In the material below, list every line carrying the string "screenshot".
— START STORED DATA —
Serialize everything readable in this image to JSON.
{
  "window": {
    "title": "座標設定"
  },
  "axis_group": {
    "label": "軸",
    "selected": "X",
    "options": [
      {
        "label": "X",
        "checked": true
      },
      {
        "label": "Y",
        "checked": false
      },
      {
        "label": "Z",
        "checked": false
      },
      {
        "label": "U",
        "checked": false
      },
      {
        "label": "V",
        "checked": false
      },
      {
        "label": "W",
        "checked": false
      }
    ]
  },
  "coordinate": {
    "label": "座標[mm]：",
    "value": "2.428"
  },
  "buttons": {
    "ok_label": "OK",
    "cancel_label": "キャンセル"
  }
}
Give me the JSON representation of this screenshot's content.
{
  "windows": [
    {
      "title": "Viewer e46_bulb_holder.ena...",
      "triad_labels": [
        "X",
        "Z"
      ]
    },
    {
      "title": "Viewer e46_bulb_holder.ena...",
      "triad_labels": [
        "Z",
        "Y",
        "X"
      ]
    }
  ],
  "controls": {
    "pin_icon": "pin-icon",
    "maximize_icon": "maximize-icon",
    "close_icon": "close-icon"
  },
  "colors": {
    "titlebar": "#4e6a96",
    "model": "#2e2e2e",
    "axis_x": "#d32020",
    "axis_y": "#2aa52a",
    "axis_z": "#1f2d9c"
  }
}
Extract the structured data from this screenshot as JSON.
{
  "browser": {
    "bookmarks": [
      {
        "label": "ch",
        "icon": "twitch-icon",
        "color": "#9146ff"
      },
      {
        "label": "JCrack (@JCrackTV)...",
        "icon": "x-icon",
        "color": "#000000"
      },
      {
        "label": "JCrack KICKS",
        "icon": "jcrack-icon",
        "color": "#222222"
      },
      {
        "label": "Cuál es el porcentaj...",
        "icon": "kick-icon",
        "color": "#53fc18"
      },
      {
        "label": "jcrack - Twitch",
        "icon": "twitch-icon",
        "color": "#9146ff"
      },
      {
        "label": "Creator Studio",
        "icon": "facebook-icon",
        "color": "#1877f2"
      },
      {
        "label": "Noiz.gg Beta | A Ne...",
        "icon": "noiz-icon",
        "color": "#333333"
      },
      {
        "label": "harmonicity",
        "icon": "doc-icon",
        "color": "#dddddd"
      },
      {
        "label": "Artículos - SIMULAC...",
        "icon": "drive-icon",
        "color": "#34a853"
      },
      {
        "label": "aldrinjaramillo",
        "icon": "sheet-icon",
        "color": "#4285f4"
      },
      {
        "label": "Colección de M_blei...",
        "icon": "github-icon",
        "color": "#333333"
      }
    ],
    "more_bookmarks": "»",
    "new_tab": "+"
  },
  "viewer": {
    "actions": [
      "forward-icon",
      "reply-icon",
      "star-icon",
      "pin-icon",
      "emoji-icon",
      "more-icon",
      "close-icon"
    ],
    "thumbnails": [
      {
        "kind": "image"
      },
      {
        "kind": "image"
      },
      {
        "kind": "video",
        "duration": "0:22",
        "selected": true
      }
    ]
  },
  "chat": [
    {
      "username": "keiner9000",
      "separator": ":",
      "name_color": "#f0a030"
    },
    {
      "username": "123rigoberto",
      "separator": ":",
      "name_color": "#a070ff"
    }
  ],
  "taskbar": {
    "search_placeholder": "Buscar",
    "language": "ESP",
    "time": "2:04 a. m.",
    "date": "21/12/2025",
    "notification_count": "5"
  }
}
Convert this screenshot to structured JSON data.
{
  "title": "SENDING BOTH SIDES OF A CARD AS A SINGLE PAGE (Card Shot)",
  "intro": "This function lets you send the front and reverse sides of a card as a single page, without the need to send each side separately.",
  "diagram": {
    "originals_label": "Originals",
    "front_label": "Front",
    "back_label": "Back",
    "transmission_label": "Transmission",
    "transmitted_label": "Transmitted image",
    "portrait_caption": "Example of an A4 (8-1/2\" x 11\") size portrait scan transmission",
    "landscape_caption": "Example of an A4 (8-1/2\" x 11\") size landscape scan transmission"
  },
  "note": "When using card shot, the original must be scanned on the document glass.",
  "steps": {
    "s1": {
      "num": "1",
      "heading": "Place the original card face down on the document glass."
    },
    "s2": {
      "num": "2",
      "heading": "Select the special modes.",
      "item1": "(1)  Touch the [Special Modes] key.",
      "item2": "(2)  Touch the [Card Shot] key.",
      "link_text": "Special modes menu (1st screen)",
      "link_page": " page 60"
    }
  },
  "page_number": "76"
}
— END STORED DATA —
→ **WORKED ANSWER**
Give me the JSON representation of this screenshot's content.
Extract the structured data from this screenshot as JSON.
Convert this screenshot to structured JSON data.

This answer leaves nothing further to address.